Problem requirements: Express the records from the first line up to and including the line containing "card-row[interactable]: 1 Опустошение" as a Markdown table with the columns n and Line. Number each row and leave out blank lines.

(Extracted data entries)
__________________________________________________

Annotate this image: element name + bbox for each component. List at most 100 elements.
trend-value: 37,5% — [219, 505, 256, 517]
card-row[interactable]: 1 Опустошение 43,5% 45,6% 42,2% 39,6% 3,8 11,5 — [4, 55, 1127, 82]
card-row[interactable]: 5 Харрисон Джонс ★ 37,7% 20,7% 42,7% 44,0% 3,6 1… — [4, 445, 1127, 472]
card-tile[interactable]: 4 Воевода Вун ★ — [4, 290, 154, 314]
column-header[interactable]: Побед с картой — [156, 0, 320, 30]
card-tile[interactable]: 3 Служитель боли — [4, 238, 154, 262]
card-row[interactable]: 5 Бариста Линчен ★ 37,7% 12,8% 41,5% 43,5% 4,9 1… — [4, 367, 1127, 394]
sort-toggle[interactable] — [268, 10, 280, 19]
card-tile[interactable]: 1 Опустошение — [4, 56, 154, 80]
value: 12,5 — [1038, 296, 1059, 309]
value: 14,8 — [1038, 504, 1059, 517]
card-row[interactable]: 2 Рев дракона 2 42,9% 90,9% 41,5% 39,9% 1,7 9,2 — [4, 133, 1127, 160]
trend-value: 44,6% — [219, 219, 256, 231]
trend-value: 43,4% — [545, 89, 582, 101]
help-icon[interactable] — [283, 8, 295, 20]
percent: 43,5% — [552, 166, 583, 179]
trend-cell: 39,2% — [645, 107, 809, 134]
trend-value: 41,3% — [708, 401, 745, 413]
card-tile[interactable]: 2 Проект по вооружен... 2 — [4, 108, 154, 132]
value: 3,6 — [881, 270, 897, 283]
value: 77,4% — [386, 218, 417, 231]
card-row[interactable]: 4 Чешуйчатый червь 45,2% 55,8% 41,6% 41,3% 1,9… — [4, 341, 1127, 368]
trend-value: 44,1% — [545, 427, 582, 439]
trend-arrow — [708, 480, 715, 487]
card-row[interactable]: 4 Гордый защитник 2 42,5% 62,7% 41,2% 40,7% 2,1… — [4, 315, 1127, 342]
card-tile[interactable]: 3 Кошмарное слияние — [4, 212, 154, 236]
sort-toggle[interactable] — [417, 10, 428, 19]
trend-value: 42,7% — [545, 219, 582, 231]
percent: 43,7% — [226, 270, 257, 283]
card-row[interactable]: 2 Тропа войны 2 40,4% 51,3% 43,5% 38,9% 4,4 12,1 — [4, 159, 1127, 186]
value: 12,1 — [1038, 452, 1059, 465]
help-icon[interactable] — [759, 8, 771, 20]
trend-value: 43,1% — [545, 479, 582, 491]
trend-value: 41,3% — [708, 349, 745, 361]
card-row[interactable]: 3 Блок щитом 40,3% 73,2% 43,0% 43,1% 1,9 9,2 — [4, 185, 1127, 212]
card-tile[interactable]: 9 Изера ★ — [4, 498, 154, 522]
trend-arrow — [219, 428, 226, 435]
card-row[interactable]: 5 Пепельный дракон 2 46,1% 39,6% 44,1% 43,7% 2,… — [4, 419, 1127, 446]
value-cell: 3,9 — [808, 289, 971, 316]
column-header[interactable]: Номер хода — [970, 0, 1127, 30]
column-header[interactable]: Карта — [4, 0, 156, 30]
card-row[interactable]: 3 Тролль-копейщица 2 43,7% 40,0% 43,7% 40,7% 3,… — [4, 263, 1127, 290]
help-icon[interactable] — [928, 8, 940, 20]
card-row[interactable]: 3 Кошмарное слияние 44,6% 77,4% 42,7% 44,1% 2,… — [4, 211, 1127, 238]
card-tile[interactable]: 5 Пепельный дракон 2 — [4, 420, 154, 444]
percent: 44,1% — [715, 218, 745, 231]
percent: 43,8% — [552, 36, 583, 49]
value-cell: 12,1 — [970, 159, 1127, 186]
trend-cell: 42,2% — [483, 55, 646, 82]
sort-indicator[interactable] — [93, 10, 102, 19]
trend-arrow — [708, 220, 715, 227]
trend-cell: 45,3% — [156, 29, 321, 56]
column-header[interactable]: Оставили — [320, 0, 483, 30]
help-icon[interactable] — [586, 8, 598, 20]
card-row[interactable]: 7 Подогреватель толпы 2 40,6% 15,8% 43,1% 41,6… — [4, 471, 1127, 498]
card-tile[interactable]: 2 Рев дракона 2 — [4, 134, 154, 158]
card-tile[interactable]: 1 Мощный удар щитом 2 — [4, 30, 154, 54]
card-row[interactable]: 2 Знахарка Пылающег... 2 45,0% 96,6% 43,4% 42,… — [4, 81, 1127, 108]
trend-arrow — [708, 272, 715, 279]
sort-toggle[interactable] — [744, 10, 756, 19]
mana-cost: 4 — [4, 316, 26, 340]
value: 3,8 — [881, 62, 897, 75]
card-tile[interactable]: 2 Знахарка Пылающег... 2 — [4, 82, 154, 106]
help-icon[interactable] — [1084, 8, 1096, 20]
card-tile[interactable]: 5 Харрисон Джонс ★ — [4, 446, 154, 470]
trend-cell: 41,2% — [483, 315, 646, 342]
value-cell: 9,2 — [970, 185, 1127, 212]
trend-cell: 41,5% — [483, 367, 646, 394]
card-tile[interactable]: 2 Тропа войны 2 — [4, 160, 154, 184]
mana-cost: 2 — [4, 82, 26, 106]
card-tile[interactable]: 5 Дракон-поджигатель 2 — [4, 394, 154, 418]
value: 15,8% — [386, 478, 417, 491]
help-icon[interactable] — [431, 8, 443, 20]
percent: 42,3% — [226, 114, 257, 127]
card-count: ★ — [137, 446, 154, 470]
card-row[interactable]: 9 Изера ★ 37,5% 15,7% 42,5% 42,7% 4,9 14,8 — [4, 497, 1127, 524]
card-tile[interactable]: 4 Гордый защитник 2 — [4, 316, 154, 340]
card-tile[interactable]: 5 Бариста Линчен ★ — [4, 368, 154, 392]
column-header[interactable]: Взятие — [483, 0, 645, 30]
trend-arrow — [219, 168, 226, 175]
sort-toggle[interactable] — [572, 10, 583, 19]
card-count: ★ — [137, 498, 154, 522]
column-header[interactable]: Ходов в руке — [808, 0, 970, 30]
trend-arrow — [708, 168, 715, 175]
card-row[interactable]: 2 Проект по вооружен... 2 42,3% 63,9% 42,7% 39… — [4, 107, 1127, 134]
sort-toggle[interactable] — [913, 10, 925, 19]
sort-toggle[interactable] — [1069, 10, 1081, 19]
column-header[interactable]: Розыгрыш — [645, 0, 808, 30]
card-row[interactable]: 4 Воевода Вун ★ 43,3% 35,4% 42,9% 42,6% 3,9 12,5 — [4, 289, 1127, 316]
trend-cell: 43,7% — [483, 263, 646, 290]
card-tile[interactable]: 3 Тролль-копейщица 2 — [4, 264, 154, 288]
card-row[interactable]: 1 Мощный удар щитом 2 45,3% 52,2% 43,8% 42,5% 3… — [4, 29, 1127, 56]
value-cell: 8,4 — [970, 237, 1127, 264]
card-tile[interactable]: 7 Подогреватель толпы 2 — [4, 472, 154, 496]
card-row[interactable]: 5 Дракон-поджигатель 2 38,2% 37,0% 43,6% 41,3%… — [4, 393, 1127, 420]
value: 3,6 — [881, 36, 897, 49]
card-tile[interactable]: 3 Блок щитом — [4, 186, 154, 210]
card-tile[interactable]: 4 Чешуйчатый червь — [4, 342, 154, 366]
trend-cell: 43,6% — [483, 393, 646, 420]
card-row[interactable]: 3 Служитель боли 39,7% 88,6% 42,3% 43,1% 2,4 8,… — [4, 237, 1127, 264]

__________________________________________________

Exercise answer:
| n | Line |
|---|---|
| 1 | Annotate this image: element name + bbox for each component. List at most 100 elements. |
| 2 | trend-value: 37,5% — [219, 505, 256, 517] |
| 3 | card-row[interactable]: 1 Опустошение 43,5% 45,6% 42,2% 39,6% 3,8 11,5 — [4, 55, 1127, 82] |